◆ Records provided

+--

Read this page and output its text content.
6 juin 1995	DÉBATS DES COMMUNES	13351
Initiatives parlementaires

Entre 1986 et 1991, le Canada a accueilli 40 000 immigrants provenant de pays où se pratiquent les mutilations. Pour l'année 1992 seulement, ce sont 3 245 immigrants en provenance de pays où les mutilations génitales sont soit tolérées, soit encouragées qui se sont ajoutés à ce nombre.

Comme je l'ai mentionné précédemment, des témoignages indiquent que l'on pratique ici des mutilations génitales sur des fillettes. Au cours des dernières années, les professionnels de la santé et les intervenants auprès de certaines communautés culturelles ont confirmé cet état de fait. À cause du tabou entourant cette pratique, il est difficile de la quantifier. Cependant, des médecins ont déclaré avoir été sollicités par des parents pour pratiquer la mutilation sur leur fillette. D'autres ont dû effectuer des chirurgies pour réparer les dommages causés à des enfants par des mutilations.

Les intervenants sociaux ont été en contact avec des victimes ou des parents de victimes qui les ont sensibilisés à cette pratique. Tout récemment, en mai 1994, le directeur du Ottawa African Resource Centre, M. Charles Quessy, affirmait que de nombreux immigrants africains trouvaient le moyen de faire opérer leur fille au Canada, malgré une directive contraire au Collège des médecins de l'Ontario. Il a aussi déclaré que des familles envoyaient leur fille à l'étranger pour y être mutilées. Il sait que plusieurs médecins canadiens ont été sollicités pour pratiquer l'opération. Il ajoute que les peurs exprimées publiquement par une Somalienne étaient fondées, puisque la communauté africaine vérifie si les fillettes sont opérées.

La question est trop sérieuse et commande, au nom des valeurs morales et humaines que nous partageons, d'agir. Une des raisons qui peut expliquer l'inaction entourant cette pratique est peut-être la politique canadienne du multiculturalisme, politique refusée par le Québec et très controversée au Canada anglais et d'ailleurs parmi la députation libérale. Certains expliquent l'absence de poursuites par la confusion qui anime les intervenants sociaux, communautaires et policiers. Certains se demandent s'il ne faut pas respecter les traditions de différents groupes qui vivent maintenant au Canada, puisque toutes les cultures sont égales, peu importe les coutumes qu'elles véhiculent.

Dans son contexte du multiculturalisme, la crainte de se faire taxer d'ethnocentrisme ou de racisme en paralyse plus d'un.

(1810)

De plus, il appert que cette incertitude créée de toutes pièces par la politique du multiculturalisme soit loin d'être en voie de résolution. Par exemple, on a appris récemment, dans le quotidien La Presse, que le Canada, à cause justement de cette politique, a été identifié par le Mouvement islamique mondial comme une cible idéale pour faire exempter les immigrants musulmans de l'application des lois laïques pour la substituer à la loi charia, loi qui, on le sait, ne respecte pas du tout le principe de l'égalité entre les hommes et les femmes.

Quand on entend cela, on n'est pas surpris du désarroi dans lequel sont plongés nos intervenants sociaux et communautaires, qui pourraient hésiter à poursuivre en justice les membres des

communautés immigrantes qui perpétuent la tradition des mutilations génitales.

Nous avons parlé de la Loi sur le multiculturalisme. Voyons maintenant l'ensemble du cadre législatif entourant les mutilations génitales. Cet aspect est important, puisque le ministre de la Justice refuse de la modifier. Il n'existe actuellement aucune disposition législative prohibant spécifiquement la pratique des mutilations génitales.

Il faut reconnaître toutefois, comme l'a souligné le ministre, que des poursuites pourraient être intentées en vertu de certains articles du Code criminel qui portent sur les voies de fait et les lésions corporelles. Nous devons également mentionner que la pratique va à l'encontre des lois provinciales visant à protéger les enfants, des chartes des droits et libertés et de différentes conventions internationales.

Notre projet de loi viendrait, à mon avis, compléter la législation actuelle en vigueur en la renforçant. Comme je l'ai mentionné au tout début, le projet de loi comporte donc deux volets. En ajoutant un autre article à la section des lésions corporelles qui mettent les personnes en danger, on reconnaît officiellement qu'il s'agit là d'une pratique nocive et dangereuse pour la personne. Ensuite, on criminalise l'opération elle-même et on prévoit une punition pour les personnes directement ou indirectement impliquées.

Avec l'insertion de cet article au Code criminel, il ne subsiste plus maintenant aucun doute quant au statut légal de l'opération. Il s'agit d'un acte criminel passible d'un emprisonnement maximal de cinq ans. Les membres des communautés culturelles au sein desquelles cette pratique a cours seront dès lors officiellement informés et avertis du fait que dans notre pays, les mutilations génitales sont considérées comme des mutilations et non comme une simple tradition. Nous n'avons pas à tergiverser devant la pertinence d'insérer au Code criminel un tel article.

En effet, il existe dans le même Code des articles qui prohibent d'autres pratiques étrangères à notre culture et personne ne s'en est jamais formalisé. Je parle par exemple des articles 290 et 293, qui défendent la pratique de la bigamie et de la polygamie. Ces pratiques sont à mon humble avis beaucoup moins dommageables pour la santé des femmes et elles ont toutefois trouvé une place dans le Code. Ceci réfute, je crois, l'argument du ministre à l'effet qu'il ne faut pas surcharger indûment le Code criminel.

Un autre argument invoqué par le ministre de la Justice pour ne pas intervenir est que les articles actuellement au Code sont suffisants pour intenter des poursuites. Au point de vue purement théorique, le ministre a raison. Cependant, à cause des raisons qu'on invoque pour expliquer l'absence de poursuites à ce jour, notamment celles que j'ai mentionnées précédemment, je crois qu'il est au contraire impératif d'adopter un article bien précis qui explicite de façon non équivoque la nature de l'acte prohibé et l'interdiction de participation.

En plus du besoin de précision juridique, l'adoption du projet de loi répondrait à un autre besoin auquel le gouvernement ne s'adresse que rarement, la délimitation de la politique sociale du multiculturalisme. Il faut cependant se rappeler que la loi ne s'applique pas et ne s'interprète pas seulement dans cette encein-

+--

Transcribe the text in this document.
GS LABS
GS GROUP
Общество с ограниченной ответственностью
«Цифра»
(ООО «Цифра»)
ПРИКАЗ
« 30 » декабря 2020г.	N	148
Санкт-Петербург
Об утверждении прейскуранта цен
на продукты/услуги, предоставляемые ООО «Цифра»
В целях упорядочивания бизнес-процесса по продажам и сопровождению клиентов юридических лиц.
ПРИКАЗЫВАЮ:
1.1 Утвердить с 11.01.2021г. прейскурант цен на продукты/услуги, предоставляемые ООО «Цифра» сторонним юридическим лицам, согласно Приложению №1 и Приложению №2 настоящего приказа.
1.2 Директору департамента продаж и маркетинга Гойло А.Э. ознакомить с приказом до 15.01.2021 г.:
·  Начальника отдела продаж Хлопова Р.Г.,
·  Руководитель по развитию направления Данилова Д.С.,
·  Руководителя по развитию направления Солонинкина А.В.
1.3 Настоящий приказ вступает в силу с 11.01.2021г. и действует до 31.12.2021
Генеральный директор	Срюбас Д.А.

+--

◆ Problem to solve
Copy in full each line that holds the word "contraire".

◆ Response to this exercise
Les intervenants sociaux ont été en contact avec des victimes ou des parents de victimes qui les ont sensibilisés à cette pratique. Tout récemment, en mai 1994, le directeur du Ottawa African Resource Centre, M. Charles Quessy, affirmait que de nombreux immigrants africains trouvaient le moyen de faire opérer leur fille au Canada, malgré une directive contraire au Collège des médecins de l'Ontario. Il a aussi déclaré que des familles envoyaient leur fille à l'étranger pour y être mutilées. Il sait que plusieurs médecins canadiens ont été sollicités pour pratiquer l'opération. Il ajoute que les peurs exprimées publiquement par une Somalienne étaient fondées, puisque la communauté africaine vérifie si les fillettes sont opérées.
Un autre argument invoqué par le ministre de la Justice pour ne pas intervenir est que les articles actuellement au Code sont suffisants pour intenter des poursuites. Au point de vue purement théorique, le ministre a raison. Cependant, à cause des raisons qu'on invoque pour expliquer l'absence de poursuites à ce jour, notamment celles que j'ai mentionnées précédemment, je crois qu'il est au contraire impératif d'adopter un article bien précis qui explicite de façon non équivoque la nature de l'acte prohibé et l'interdiction de participation.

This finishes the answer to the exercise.